Figure dataset records:

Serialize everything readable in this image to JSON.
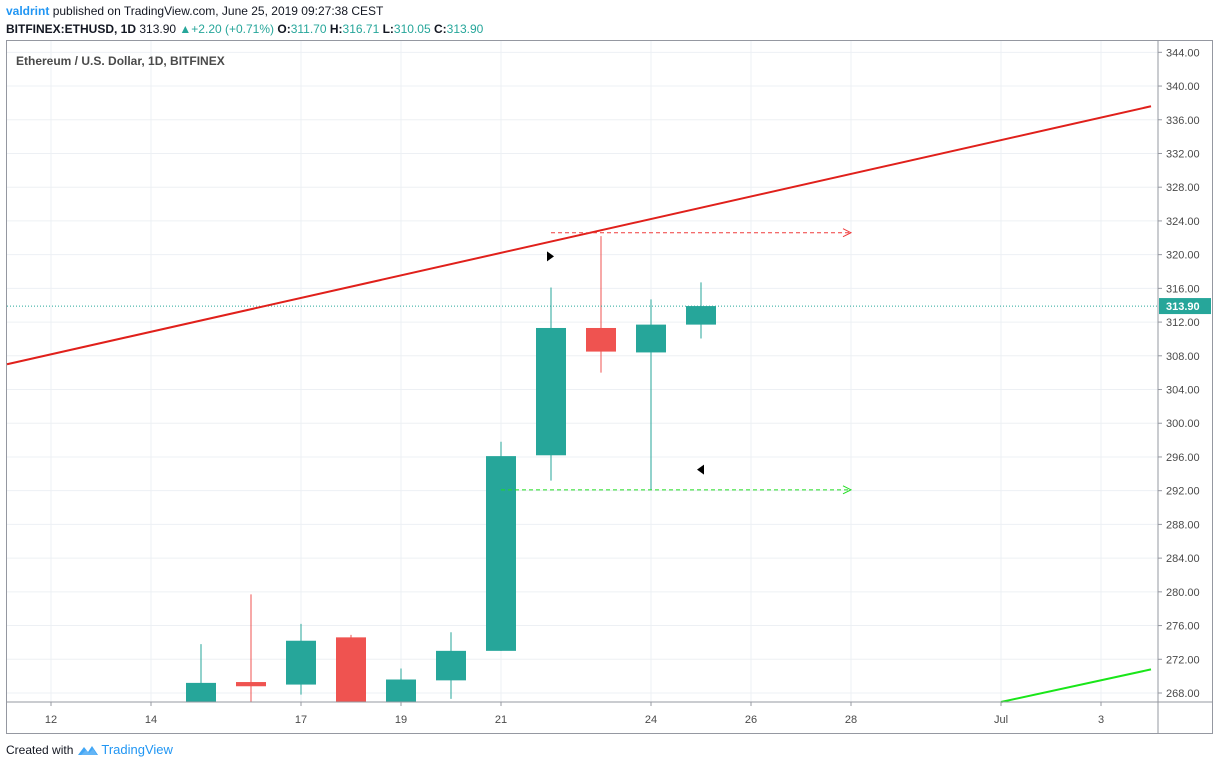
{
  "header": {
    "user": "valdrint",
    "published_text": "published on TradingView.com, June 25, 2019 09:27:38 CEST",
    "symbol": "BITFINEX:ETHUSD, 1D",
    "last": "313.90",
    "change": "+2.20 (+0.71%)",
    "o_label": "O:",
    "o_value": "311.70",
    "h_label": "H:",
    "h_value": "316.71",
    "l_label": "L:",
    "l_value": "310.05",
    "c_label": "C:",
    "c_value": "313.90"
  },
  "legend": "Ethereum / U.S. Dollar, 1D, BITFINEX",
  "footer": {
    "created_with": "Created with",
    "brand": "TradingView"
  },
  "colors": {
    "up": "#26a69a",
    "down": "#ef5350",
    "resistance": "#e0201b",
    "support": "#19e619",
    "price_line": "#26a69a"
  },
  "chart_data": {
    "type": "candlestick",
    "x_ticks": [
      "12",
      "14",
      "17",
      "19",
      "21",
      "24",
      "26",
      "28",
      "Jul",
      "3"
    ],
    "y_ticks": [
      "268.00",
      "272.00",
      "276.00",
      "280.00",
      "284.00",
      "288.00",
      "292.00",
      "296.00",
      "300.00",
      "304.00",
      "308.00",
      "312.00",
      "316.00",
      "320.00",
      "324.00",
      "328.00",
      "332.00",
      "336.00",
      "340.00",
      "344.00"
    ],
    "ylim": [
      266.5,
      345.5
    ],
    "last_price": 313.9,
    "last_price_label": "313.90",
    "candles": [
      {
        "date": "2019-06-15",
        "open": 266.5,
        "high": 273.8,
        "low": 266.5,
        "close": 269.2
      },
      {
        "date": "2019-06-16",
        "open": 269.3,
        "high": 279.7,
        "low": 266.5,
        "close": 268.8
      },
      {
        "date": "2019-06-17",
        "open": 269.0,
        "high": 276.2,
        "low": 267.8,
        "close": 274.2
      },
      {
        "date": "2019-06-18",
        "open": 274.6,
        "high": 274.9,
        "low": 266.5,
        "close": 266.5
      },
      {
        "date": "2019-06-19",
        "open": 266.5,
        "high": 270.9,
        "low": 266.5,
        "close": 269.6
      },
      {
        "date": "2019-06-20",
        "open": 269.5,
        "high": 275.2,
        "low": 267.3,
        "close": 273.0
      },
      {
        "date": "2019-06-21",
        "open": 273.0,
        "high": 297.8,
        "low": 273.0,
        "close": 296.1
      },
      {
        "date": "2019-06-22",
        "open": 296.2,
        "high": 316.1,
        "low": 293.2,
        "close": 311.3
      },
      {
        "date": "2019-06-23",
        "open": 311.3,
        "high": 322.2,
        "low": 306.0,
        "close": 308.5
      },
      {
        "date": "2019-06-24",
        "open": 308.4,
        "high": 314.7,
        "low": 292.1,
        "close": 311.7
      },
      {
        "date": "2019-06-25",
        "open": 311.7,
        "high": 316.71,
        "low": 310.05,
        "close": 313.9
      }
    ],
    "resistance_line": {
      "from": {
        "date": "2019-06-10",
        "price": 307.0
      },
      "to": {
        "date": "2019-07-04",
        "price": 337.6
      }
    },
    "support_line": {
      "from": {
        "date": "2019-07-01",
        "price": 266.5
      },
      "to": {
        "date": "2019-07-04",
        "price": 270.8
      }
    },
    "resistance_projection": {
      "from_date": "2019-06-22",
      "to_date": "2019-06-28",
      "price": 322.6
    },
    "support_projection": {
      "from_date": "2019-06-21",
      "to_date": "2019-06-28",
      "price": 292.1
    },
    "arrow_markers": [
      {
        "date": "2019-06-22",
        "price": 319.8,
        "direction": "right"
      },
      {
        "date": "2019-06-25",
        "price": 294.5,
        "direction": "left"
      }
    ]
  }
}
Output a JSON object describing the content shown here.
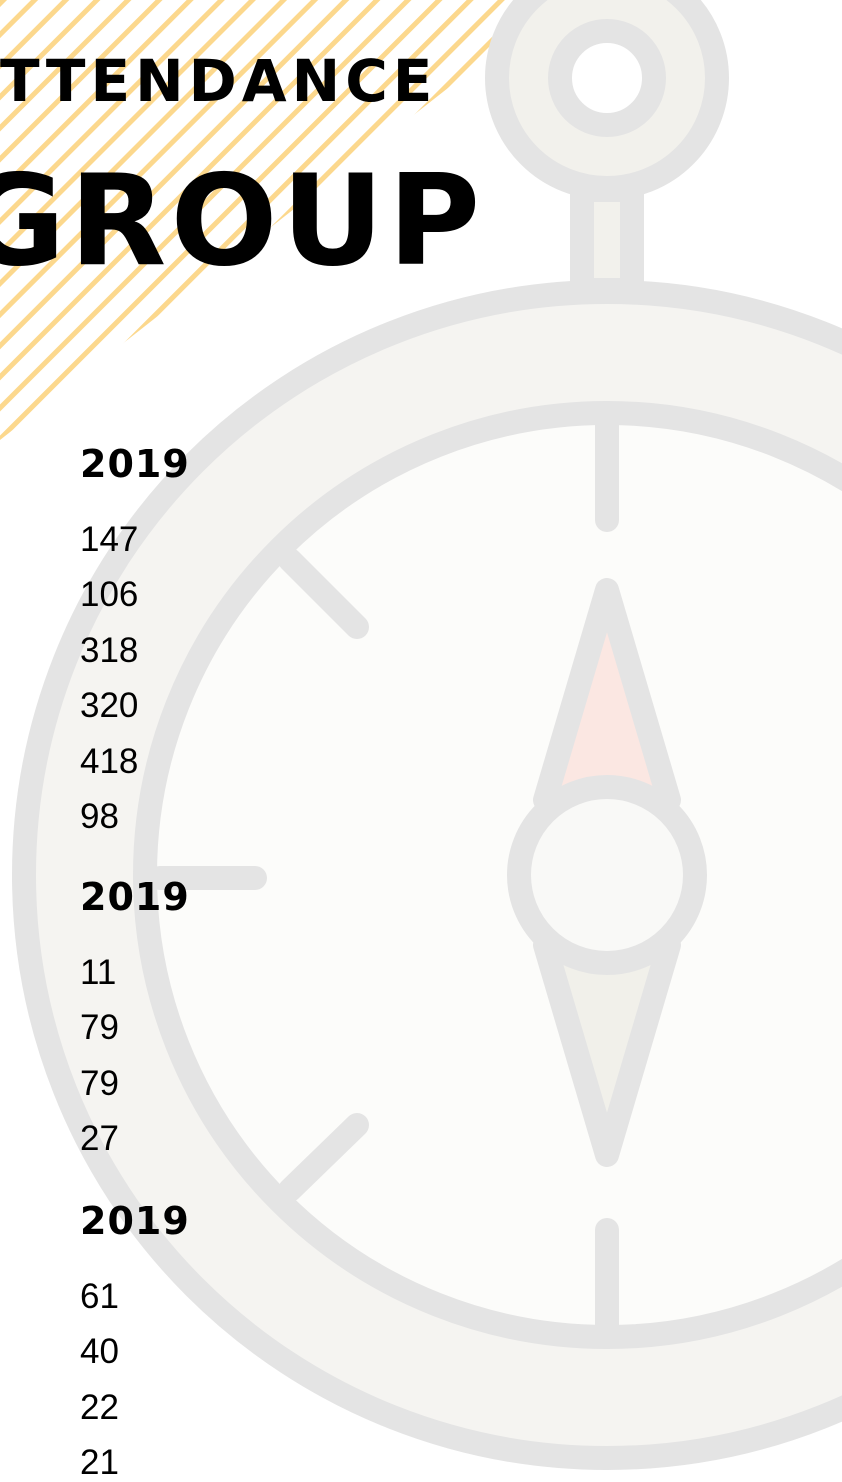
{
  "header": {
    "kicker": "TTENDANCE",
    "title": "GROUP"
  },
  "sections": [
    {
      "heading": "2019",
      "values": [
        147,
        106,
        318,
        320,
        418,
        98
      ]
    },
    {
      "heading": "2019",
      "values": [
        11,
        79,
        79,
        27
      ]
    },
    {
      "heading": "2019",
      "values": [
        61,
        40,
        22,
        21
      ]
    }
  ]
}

CHALLENGE >>
Quote exactly the lines from the line that contains "Output a JSON" through the last line of the listing, please, leaving out all pictures.

RESULT >>
Output a JSON object describing the content shown here.
{
  "header": {
    "kicker": "TTENDANCE",
    "title": "GROUP"
  },
  "sections": [
    {
      "heading": "2019",
      "values": [
        147,
        106,
        318,
        320,
        418,
        98
      ]
    },
    {
      "heading": "2019",
      "values": [
        11,
        79,
        79,
        27
      ]
    },
    {
      "heading": "2019",
      "values": [
        61,
        40,
        22,
        21
      ]
    }
  ]
}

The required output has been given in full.